WHAT YOU ARE ASKED TO DO: Lines containing the string "word" are to be collected in full.

RECORD LIST:
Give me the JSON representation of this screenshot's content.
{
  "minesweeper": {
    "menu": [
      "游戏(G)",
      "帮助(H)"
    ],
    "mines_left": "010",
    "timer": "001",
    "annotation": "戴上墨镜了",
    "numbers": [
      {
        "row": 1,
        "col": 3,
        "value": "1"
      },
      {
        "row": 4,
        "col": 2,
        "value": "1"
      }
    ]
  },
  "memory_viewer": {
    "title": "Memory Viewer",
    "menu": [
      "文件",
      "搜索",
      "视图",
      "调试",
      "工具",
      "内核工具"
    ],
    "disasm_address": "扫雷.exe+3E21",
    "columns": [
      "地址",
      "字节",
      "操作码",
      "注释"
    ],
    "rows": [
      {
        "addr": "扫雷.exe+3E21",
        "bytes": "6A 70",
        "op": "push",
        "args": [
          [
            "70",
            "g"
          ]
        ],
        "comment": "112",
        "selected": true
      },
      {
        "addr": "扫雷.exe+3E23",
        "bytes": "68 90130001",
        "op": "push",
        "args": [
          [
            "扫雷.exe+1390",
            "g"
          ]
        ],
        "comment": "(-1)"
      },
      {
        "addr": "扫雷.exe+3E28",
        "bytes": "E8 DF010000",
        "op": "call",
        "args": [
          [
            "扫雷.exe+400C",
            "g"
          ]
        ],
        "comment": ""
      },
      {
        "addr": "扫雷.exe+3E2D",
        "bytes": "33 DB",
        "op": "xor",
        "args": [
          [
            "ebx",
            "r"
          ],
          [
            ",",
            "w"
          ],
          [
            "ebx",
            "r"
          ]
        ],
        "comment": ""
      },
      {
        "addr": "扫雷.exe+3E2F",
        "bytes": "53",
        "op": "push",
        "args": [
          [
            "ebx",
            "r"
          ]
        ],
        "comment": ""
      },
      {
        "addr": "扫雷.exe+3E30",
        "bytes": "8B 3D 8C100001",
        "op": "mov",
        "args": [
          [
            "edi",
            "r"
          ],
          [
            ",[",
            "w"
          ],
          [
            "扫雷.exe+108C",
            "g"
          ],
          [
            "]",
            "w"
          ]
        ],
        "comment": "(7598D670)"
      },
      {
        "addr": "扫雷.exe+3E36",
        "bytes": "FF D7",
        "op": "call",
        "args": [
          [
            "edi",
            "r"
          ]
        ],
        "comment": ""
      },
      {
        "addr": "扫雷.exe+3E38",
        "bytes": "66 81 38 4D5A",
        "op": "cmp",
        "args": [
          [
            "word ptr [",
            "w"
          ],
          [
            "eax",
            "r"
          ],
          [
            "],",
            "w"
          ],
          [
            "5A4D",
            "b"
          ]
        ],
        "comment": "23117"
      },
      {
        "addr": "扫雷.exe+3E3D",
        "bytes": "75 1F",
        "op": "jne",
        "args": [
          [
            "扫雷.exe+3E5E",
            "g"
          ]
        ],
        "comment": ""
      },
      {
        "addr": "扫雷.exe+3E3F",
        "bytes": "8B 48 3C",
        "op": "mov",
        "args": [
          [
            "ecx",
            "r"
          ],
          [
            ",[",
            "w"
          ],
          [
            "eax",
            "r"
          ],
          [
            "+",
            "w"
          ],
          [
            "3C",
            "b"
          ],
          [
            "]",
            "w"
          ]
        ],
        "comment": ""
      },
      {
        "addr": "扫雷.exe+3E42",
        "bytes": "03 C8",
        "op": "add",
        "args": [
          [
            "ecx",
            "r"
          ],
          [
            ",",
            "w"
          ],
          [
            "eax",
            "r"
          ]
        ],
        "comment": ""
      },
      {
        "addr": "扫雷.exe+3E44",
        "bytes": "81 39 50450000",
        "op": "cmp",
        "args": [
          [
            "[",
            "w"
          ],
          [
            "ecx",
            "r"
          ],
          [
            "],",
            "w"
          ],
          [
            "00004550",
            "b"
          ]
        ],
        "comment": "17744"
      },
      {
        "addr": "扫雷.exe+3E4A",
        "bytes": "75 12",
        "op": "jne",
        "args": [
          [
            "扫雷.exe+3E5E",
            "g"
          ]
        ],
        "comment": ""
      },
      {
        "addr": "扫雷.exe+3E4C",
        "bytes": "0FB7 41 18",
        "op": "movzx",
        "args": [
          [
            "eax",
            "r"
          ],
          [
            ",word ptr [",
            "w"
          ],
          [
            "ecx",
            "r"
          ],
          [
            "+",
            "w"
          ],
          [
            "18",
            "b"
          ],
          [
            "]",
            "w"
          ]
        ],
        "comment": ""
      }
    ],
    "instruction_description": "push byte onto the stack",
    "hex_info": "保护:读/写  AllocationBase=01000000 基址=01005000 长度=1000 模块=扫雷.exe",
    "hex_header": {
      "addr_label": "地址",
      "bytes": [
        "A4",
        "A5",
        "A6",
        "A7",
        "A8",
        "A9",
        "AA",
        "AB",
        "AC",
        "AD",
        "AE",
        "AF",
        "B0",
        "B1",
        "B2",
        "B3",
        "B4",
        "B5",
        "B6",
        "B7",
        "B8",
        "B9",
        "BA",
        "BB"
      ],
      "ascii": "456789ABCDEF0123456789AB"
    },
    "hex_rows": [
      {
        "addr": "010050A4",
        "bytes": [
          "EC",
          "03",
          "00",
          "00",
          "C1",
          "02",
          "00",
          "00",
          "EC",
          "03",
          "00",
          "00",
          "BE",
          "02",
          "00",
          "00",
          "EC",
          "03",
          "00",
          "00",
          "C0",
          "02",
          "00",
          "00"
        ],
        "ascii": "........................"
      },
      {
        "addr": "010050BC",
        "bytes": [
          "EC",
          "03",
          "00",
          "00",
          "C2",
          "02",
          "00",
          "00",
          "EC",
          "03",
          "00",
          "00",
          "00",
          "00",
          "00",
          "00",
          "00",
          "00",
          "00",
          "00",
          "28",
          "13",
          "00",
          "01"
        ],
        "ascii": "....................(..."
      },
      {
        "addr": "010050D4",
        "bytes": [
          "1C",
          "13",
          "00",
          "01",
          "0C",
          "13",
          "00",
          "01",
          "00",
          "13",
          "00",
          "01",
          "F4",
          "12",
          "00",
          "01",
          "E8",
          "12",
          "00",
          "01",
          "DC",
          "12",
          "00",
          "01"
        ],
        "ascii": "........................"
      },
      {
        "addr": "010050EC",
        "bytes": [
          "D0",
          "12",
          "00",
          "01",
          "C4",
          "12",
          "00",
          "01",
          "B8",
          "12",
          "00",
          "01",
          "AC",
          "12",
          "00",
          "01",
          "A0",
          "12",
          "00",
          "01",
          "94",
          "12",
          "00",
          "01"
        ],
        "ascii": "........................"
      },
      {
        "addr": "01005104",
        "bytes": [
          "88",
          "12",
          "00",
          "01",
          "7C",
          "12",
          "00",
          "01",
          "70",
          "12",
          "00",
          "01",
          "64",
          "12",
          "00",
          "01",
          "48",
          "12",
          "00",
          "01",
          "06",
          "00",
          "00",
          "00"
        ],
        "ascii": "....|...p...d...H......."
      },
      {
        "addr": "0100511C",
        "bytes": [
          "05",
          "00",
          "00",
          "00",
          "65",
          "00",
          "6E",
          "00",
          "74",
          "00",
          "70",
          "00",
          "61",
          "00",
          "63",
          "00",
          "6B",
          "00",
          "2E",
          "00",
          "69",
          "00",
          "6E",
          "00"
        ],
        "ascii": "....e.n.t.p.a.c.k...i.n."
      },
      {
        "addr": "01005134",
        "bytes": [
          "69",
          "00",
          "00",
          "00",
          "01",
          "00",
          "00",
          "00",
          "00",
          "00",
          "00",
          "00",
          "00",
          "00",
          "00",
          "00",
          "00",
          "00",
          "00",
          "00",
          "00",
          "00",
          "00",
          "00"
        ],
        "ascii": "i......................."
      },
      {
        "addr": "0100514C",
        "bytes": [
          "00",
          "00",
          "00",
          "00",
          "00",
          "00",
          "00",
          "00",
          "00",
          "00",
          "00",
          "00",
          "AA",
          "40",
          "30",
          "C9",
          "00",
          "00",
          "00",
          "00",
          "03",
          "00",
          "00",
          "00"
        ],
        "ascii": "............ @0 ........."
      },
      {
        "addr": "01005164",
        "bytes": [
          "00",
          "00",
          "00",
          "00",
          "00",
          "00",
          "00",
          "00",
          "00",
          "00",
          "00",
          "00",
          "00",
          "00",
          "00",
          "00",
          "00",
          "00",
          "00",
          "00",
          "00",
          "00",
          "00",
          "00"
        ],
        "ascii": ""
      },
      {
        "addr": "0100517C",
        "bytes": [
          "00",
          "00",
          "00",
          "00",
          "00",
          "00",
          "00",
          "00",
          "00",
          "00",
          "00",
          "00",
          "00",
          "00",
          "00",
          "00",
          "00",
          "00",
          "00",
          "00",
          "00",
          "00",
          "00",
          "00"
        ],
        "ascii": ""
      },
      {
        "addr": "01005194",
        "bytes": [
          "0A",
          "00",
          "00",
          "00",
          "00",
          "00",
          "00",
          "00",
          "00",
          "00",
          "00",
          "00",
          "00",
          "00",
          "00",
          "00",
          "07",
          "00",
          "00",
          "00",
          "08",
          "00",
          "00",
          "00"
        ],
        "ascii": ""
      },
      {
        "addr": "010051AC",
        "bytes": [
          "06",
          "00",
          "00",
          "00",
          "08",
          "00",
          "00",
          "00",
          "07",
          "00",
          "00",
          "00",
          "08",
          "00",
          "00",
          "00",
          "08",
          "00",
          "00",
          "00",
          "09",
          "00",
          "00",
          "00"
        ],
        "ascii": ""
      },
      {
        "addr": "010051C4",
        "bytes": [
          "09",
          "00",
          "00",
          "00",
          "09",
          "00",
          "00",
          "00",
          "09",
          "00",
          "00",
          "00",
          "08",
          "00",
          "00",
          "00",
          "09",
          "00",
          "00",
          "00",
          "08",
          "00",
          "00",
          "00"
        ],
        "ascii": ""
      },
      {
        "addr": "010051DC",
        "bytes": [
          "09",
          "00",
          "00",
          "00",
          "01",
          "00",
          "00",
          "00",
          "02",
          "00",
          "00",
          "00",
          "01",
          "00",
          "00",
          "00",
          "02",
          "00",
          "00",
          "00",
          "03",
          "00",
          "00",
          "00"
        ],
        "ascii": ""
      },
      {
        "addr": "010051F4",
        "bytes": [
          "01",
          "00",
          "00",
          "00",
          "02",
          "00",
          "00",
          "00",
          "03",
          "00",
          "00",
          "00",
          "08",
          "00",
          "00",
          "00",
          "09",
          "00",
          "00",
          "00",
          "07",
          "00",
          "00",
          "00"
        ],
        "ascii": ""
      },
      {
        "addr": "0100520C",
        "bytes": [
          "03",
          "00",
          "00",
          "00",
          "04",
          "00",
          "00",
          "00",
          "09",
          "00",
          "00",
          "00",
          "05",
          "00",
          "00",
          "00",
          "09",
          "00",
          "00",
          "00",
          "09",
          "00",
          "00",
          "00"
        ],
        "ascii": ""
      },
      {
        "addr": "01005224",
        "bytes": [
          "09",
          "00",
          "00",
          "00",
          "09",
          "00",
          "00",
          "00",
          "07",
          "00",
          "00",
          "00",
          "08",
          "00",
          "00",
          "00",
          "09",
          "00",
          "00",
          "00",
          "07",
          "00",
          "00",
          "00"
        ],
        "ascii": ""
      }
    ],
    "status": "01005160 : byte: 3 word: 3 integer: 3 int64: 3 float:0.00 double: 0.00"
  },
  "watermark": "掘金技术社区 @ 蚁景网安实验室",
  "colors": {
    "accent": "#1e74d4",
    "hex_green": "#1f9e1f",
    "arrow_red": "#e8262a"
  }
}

THE ANSWER:
            "word ptr [",
            ",word ptr [",
    "status": "01005160 : byte: 3 word: 3 integer: 3 int64: 3 float:0.00 double: 0.00"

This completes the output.